» **Entries taken from a collection**
--
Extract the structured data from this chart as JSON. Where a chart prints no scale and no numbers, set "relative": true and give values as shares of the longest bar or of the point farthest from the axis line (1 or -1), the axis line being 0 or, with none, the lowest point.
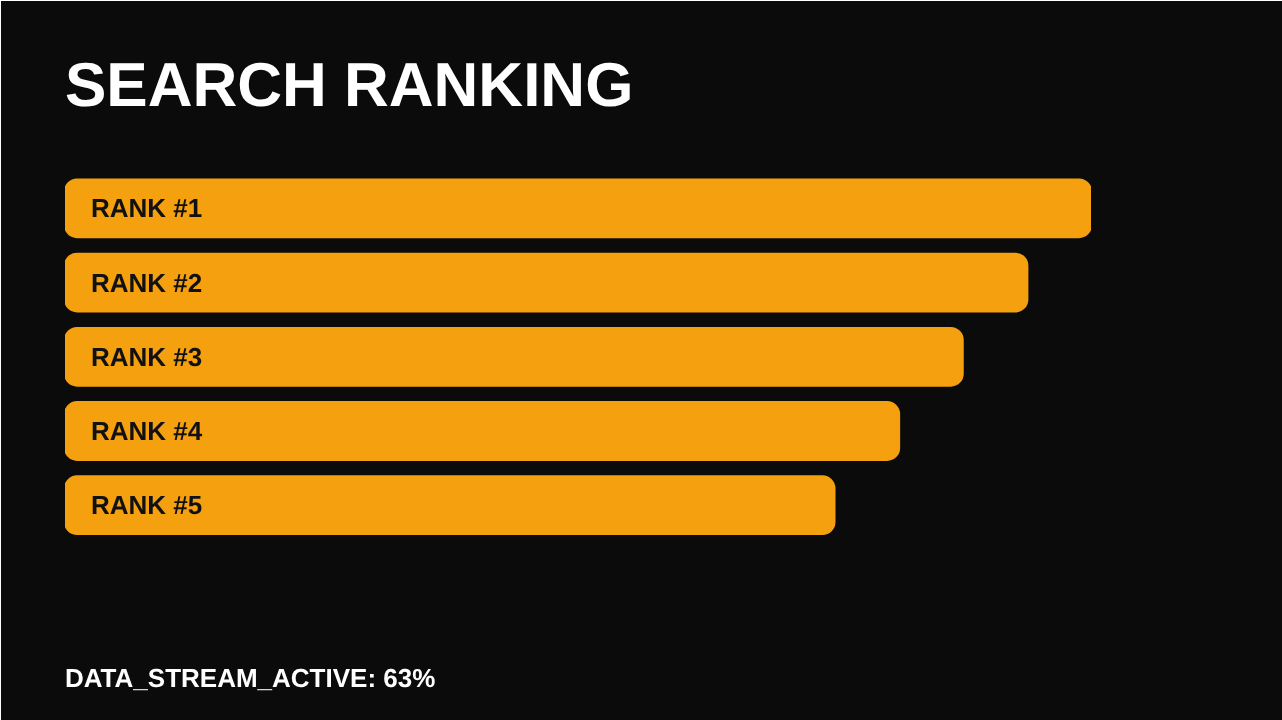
{
  "chart_data": {
    "type": "bar",
    "orientation": "horizontal",
    "relative": true,
    "title": "SEARCH RANKING",
    "categories": [
      "RANK #1",
      "RANK #2",
      "RANK #3",
      "RANK #4",
      "RANK #5"
    ],
    "values": [
      1,
      0.938,
      0.875,
      0.813,
      0.75
    ],
    "color": "#f5a00f",
    "grid": false,
    "annotations": [
      "DATA_STREAM_ACTIVE: 63%"
    ]
  }
}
--
» **WHAT IS NEEDED**
Leave out the pictures and give the rest of the records again exactly.

» **FINISHED ANSWER**
Extract the structured data from this chart as JSON. Where a chart prints no scale and no numbers, set "relative": true and give values as shares of the longest bar or of the point farthest from the axis line (1 or -1), the axis line being 0 or, with none, the lowest point.
{
  "chart_data": {
    "type": "bar",
    "orientation": "horizontal",
    "relative": true,
    "title": "SEARCH RANKING",
    "categories": [
      "RANK #1",
      "RANK #2",
      "RANK #3",
      "RANK #4",
      "RANK #5"
    ],
    "values": [
      1,
      0.938,
      0.875,
      0.813,
      0.75
    ],
    "color": "#f5a00f",
    "grid": false,
    "annotations": [
      "DATA_STREAM_ACTIVE: 63%"
    ]
  }
}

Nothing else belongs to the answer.